Start of RECORDED DATA

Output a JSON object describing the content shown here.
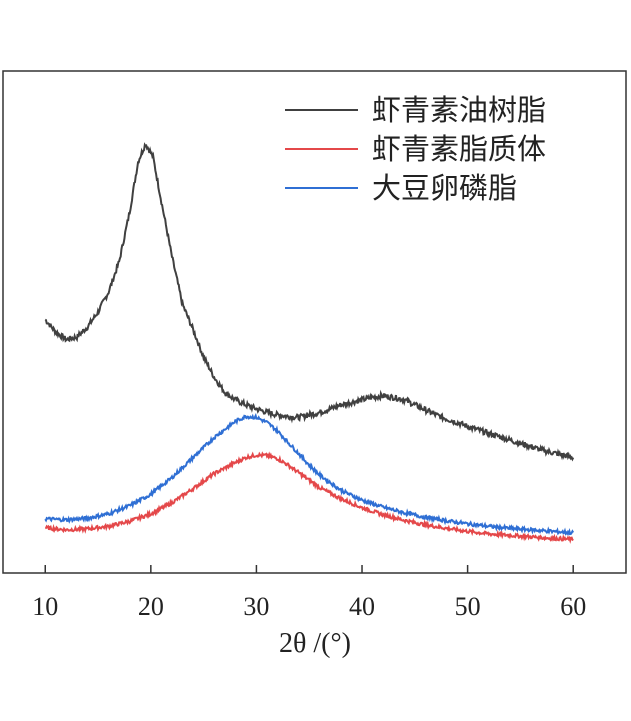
{
  "chart_data": {
    "type": "line",
    "title": "",
    "xlabel": "2θ /(°)",
    "ylabel": "",
    "xlim": [
      6,
      65
    ],
    "ylim": [
      0,
      100
    ],
    "xticks": [
      "10",
      "20",
      "30",
      "40",
      "50",
      "60"
    ],
    "grid": false,
    "legend_position": "top-right",
    "series": [
      {
        "name": "虾青素油树脂",
        "color": "#404040",
        "points": [
          [
            10,
            50.5
          ],
          [
            11,
            48
          ],
          [
            12,
            46.5
          ],
          [
            13,
            47
          ],
          [
            14,
            49
          ],
          [
            15,
            52
          ],
          [
            16,
            56
          ],
          [
            17,
            62
          ],
          [
            18,
            72
          ],
          [
            18.8,
            82
          ],
          [
            19.5,
            85.5
          ],
          [
            20.2,
            83
          ],
          [
            21,
            74
          ],
          [
            22,
            63
          ],
          [
            23,
            53.5
          ],
          [
            24,
            48.5
          ],
          [
            25,
            43
          ],
          [
            26,
            39
          ],
          [
            27,
            36
          ],
          [
            28,
            34.5
          ],
          [
            29,
            33.5
          ],
          [
            30,
            32.7
          ],
          [
            31,
            32
          ],
          [
            32,
            31.5
          ],
          [
            33,
            31.2
          ],
          [
            34,
            31
          ],
          [
            35,
            31.5
          ],
          [
            36,
            32
          ],
          [
            37,
            32.7
          ],
          [
            38,
            33.5
          ],
          [
            39,
            34
          ],
          [
            40,
            34.5
          ],
          [
            41,
            35
          ],
          [
            42,
            35.3
          ],
          [
            43,
            35
          ],
          [
            44,
            34.5
          ],
          [
            45,
            33.5
          ],
          [
            46,
            32.5
          ],
          [
            47,
            31.5
          ],
          [
            48,
            30.7
          ],
          [
            49,
            30
          ],
          [
            50,
            29.2
          ],
          [
            51,
            28.5
          ],
          [
            52,
            27.8
          ],
          [
            53,
            27.2
          ],
          [
            54,
            26.5
          ],
          [
            55,
            25.8
          ],
          [
            56,
            25.2
          ],
          [
            57,
            24.5
          ],
          [
            58,
            24
          ],
          [
            59,
            23.5
          ],
          [
            60,
            23
          ]
        ]
      },
      {
        "name": "虾青素脂质体",
        "color": "#e4484a",
        "points": [
          [
            10,
            9
          ],
          [
            12,
            8.6
          ],
          [
            14,
            8.8
          ],
          [
            16,
            9.3
          ],
          [
            18,
            10.3
          ],
          [
            20,
            11.8
          ],
          [
            22,
            14
          ],
          [
            24,
            16.8
          ],
          [
            26,
            19.8
          ],
          [
            28,
            22
          ],
          [
            29,
            23
          ],
          [
            30,
            23.5
          ],
          [
            31,
            23.4
          ],
          [
            32,
            22.8
          ],
          [
            33,
            21.5
          ],
          [
            34,
            20
          ],
          [
            35,
            18.5
          ],
          [
            36,
            17
          ],
          [
            38,
            14.8
          ],
          [
            40,
            13
          ],
          [
            42,
            11.6
          ],
          [
            44,
            10.5
          ],
          [
            46,
            9.6
          ],
          [
            48,
            8.9
          ],
          [
            50,
            8.3
          ],
          [
            52,
            7.8
          ],
          [
            54,
            7.5
          ],
          [
            56,
            7.2
          ],
          [
            58,
            6.9
          ],
          [
            60,
            6.7
          ]
        ]
      },
      {
        "name": "大豆卵磷脂",
        "color": "#2f6fd4",
        "points": [
          [
            10,
            10.8
          ],
          [
            12,
            10.6
          ],
          [
            14,
            10.9
          ],
          [
            16,
            11.8
          ],
          [
            18,
            13.4
          ],
          [
            20,
            15.7
          ],
          [
            22,
            19
          ],
          [
            24,
            23
          ],
          [
            26,
            27
          ],
          [
            28,
            30.2
          ],
          [
            29,
            31.2
          ],
          [
            30,
            31
          ],
          [
            31,
            30
          ],
          [
            32,
            28.3
          ],
          [
            33,
            26
          ],
          [
            34,
            23.8
          ],
          [
            35,
            21.5
          ],
          [
            36,
            19.5
          ],
          [
            38,
            16.5
          ],
          [
            40,
            14.5
          ],
          [
            42,
            13.1
          ],
          [
            44,
            12
          ],
          [
            46,
            11.1
          ],
          [
            48,
            10.4
          ],
          [
            50,
            9.8
          ],
          [
            52,
            9.3
          ],
          [
            54,
            8.9
          ],
          [
            56,
            8.6
          ],
          [
            58,
            8.3
          ],
          [
            60,
            8
          ]
        ]
      }
    ]
  }
}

End of RECORDED DATA

Reproduce all entries exactly. Pictures do not belong in the copy.

Output a JSON object describing the content shown here.
{
  "chart_data": {
    "type": "line",
    "title": "",
    "xlabel": "2θ /(°)",
    "ylabel": "",
    "xlim": [
      6,
      65
    ],
    "ylim": [
      0,
      100
    ],
    "xticks": [
      "10",
      "20",
      "30",
      "40",
      "50",
      "60"
    ],
    "grid": false,
    "legend_position": "top-right",
    "series": [
      {
        "name": "虾青素油树脂",
        "color": "#404040",
        "points": [
          [
            10,
            50.5
          ],
          [
            11,
            48
          ],
          [
            12,
            46.5
          ],
          [
            13,
            47
          ],
          [
            14,
            49
          ],
          [
            15,
            52
          ],
          [
            16,
            56
          ],
          [
            17,
            62
          ],
          [
            18,
            72
          ],
          [
            18.8,
            82
          ],
          [
            19.5,
            85.5
          ],
          [
            20.2,
            83
          ],
          [
            21,
            74
          ],
          [
            22,
            63
          ],
          [
            23,
            53.5
          ],
          [
            24,
            48.5
          ],
          [
            25,
            43
          ],
          [
            26,
            39
          ],
          [
            27,
            36
          ],
          [
            28,
            34.5
          ],
          [
            29,
            33.5
          ],
          [
            30,
            32.7
          ],
          [
            31,
            32
          ],
          [
            32,
            31.5
          ],
          [
            33,
            31.2
          ],
          [
            34,
            31
          ],
          [
            35,
            31.5
          ],
          [
            36,
            32
          ],
          [
            37,
            32.7
          ],
          [
            38,
            33.5
          ],
          [
            39,
            34
          ],
          [
            40,
            34.5
          ],
          [
            41,
            35
          ],
          [
            42,
            35.3
          ],
          [
            43,
            35
          ],
          [
            44,
            34.5
          ],
          [
            45,
            33.5
          ],
          [
            46,
            32.5
          ],
          [
            47,
            31.5
          ],
          [
            48,
            30.7
          ],
          [
            49,
            30
          ],
          [
            50,
            29.2
          ],
          [
            51,
            28.5
          ],
          [
            52,
            27.8
          ],
          [
            53,
            27.2
          ],
          [
            54,
            26.5
          ],
          [
            55,
            25.8
          ],
          [
            56,
            25.2
          ],
          [
            57,
            24.5
          ],
          [
            58,
            24
          ],
          [
            59,
            23.5
          ],
          [
            60,
            23
          ]
        ]
      },
      {
        "name": "虾青素脂质体",
        "color": "#e4484a",
        "points": [
          [
            10,
            9
          ],
          [
            12,
            8.6
          ],
          [
            14,
            8.8
          ],
          [
            16,
            9.3
          ],
          [
            18,
            10.3
          ],
          [
            20,
            11.8
          ],
          [
            22,
            14
          ],
          [
            24,
            16.8
          ],
          [
            26,
            19.8
          ],
          [
            28,
            22
          ],
          [
            29,
            23
          ],
          [
            30,
            23.5
          ],
          [
            31,
            23.4
          ],
          [
            32,
            22.8
          ],
          [
            33,
            21.5
          ],
          [
            34,
            20
          ],
          [
            35,
            18.5
          ],
          [
            36,
            17
          ],
          [
            38,
            14.8
          ],
          [
            40,
            13
          ],
          [
            42,
            11.6
          ],
          [
            44,
            10.5
          ],
          [
            46,
            9.6
          ],
          [
            48,
            8.9
          ],
          [
            50,
            8.3
          ],
          [
            52,
            7.8
          ],
          [
            54,
            7.5
          ],
          [
            56,
            7.2
          ],
          [
            58,
            6.9
          ],
          [
            60,
            6.7
          ]
        ]
      },
      {
        "name": "大豆卵磷脂",
        "color": "#2f6fd4",
        "points": [
          [
            10,
            10.8
          ],
          [
            12,
            10.6
          ],
          [
            14,
            10.9
          ],
          [
            16,
            11.8
          ],
          [
            18,
            13.4
          ],
          [
            20,
            15.7
          ],
          [
            22,
            19
          ],
          [
            24,
            23
          ],
          [
            26,
            27
          ],
          [
            28,
            30.2
          ],
          [
            29,
            31.2
          ],
          [
            30,
            31
          ],
          [
            31,
            30
          ],
          [
            32,
            28.3
          ],
          [
            33,
            26
          ],
          [
            34,
            23.8
          ],
          [
            35,
            21.5
          ],
          [
            36,
            19.5
          ],
          [
            38,
            16.5
          ],
          [
            40,
            14.5
          ],
          [
            42,
            13.1
          ],
          [
            44,
            12
          ],
          [
            46,
            11.1
          ],
          [
            48,
            10.4
          ],
          [
            50,
            9.8
          ],
          [
            52,
            9.3
          ],
          [
            54,
            8.9
          ],
          [
            56,
            8.6
          ],
          [
            58,
            8.3
          ],
          [
            60,
            8
          ]
        ]
      }
    ]
  }
}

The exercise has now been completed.